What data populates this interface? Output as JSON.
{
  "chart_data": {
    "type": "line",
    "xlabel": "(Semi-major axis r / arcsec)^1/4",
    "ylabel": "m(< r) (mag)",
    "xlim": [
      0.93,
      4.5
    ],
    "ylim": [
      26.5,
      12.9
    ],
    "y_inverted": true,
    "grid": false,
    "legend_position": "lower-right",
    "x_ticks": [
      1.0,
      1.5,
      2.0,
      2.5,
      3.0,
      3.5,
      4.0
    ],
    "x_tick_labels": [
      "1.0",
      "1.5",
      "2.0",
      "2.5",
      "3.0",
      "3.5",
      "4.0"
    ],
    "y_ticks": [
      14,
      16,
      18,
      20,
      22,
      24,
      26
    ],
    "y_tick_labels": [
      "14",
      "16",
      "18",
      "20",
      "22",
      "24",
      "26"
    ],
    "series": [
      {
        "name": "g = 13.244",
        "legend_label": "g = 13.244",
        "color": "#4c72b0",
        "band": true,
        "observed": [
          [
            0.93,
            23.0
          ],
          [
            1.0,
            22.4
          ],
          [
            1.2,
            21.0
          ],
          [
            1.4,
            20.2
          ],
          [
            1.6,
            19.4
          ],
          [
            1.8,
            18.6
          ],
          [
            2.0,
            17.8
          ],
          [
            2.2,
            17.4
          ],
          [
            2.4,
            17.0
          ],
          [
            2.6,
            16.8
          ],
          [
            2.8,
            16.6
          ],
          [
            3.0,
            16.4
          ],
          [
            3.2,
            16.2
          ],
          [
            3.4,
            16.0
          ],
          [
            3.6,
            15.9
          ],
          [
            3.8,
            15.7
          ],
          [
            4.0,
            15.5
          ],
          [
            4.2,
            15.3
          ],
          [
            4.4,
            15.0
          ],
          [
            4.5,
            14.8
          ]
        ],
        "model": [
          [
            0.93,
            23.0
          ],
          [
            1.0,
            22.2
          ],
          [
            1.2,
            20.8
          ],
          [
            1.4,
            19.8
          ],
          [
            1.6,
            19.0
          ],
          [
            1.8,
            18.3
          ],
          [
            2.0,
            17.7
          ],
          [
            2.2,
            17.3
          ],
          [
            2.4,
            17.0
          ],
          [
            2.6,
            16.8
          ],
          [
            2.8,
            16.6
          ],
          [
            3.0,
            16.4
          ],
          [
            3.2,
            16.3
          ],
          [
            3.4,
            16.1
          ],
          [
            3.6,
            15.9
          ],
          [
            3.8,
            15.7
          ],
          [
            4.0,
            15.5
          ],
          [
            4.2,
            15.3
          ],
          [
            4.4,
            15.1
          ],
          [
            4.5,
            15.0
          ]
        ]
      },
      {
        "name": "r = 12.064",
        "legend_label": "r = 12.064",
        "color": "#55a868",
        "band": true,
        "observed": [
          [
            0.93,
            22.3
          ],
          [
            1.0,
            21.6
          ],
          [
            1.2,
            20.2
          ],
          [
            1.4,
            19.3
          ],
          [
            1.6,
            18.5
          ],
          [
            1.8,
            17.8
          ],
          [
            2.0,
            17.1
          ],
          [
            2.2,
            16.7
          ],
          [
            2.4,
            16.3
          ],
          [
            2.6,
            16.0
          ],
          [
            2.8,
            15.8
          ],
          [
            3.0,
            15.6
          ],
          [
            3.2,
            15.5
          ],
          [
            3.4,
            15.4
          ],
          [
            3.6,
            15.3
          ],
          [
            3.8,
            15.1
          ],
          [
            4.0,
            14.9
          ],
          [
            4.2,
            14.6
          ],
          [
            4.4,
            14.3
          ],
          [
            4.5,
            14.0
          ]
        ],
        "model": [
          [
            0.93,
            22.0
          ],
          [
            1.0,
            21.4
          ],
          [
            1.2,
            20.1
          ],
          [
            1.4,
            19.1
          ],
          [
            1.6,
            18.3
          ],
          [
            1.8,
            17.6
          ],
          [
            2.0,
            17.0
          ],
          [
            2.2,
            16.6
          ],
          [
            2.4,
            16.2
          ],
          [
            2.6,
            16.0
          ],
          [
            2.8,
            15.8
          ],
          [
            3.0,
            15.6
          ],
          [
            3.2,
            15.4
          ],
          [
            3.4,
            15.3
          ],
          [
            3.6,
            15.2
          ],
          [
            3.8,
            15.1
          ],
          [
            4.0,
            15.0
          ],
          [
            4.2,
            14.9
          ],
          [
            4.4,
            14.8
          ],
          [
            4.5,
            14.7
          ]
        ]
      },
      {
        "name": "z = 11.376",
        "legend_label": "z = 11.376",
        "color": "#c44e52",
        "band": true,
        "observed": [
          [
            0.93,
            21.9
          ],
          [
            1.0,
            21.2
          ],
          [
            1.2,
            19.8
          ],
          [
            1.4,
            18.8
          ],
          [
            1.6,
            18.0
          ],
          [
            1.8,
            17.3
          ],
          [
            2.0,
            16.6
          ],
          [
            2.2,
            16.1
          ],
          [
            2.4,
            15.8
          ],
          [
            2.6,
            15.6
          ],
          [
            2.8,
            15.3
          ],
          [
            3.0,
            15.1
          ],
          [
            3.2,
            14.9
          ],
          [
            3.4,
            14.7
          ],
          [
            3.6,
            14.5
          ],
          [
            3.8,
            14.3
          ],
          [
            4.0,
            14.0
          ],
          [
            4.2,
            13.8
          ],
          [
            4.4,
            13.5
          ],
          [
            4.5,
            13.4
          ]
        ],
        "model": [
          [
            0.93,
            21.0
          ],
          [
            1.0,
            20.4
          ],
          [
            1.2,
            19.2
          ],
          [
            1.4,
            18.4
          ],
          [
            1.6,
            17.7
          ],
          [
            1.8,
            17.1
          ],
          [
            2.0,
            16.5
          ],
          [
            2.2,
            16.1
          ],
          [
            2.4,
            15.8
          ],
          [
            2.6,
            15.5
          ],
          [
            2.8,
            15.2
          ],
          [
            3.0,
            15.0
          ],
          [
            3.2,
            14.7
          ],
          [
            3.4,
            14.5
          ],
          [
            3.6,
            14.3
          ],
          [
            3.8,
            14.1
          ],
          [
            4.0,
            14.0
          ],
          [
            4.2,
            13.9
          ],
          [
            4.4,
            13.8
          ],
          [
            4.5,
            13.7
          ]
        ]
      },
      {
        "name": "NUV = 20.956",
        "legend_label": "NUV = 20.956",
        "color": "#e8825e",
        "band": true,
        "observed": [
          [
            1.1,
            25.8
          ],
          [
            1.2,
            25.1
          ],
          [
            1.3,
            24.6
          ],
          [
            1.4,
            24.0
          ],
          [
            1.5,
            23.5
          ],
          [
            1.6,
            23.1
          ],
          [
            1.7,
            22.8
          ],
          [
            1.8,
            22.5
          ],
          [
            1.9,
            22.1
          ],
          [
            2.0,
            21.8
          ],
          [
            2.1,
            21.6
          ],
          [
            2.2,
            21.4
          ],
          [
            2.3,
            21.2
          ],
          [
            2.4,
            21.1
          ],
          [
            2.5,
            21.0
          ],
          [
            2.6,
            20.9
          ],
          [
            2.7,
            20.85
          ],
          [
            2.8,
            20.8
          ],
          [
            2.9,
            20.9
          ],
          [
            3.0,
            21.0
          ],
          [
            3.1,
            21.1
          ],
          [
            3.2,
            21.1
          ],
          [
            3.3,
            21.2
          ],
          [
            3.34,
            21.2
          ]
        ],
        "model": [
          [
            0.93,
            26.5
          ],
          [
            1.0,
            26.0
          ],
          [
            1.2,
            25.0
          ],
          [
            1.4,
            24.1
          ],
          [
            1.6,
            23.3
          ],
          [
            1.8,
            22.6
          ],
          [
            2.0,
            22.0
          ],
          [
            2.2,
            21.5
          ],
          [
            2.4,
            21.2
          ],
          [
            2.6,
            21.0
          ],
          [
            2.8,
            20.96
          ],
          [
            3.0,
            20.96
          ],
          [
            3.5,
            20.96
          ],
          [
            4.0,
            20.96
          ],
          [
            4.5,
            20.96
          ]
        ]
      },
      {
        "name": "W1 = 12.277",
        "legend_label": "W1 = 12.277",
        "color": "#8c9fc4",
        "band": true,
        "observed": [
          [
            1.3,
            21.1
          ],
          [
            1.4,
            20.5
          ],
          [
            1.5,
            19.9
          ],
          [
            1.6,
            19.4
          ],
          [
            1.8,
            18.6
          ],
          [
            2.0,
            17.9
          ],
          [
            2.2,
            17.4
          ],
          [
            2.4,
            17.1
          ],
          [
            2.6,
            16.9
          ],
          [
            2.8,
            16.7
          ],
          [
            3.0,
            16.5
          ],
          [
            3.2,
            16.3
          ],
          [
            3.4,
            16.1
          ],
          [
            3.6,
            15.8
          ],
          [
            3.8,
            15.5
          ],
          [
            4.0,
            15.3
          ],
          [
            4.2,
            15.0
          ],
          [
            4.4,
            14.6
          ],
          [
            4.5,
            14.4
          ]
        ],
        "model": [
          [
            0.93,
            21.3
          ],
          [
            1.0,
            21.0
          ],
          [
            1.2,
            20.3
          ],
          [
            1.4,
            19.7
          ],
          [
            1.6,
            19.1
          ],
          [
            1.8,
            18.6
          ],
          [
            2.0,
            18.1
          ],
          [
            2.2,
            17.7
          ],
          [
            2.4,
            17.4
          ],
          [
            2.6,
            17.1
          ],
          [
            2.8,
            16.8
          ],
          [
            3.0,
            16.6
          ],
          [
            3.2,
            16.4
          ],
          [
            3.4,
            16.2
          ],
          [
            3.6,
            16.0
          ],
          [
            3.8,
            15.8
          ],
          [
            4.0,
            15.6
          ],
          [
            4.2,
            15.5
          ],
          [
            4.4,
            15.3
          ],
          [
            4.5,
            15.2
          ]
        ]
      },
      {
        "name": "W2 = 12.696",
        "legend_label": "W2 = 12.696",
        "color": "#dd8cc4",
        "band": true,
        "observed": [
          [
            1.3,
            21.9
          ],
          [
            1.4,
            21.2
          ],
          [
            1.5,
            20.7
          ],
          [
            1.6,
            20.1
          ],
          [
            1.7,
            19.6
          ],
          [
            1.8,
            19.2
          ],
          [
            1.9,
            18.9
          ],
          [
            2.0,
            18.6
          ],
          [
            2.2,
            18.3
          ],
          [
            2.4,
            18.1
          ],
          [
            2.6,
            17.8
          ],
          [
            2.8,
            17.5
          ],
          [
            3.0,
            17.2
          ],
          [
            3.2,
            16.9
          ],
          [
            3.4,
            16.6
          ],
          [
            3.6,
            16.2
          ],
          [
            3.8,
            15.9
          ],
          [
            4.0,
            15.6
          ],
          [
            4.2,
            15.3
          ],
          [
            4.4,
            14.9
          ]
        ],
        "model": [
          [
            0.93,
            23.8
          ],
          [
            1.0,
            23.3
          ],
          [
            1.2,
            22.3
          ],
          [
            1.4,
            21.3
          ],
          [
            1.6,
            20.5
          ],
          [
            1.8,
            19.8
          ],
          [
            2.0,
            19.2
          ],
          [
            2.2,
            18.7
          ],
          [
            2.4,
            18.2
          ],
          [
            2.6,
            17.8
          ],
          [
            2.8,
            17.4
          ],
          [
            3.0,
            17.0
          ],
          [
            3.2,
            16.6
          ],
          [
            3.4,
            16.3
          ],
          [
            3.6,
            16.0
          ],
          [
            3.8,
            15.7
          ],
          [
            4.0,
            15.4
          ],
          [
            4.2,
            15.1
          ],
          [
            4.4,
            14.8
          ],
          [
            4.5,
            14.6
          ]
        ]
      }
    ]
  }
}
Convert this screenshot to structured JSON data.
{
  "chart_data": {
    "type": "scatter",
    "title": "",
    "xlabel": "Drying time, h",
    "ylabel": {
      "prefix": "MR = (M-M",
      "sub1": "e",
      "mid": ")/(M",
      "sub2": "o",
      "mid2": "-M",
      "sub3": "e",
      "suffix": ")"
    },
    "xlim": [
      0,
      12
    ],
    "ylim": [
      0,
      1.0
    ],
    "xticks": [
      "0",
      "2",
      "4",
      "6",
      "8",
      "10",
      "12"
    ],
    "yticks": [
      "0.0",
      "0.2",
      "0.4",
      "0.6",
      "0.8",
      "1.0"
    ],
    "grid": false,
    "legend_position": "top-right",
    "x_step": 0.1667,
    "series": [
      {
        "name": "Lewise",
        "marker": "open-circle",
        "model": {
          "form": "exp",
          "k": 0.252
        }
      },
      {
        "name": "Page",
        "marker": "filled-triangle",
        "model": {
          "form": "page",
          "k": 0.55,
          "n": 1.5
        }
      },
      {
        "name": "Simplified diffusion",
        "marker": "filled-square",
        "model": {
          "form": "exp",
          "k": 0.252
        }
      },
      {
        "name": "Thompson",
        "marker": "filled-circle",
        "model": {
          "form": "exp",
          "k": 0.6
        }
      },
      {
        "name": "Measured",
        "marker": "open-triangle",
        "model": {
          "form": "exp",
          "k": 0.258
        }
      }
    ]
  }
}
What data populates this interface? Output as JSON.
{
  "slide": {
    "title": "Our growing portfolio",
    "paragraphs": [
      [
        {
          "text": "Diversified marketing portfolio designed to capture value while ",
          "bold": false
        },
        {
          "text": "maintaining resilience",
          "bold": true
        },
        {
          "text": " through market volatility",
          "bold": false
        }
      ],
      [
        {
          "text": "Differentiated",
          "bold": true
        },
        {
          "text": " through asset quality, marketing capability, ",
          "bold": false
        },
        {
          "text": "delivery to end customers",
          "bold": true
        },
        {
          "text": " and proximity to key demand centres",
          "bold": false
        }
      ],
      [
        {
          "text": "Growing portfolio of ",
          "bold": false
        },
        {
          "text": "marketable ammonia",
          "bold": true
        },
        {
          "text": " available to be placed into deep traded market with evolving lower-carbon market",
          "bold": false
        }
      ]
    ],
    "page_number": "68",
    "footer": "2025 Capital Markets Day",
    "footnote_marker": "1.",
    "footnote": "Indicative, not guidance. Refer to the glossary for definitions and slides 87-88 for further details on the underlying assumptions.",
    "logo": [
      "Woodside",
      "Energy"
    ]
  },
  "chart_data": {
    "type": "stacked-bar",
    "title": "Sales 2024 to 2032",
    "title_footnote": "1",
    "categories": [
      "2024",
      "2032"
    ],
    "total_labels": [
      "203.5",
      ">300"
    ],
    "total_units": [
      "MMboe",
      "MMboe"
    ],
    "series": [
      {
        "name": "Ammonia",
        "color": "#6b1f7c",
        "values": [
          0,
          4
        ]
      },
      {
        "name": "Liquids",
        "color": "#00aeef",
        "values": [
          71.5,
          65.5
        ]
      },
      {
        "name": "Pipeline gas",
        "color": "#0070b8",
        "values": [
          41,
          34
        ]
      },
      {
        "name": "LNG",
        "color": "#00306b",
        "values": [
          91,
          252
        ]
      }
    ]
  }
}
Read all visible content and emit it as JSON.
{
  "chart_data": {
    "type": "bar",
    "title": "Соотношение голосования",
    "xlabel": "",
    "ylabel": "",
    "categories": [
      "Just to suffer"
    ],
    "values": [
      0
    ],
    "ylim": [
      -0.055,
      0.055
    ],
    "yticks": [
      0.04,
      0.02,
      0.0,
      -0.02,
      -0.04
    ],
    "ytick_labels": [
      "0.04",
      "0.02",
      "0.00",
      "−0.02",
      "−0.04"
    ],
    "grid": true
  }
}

#### Written request:
Of all the lines above, how many contain the word "lower"? Answer with only the number.

#### Task solution:
2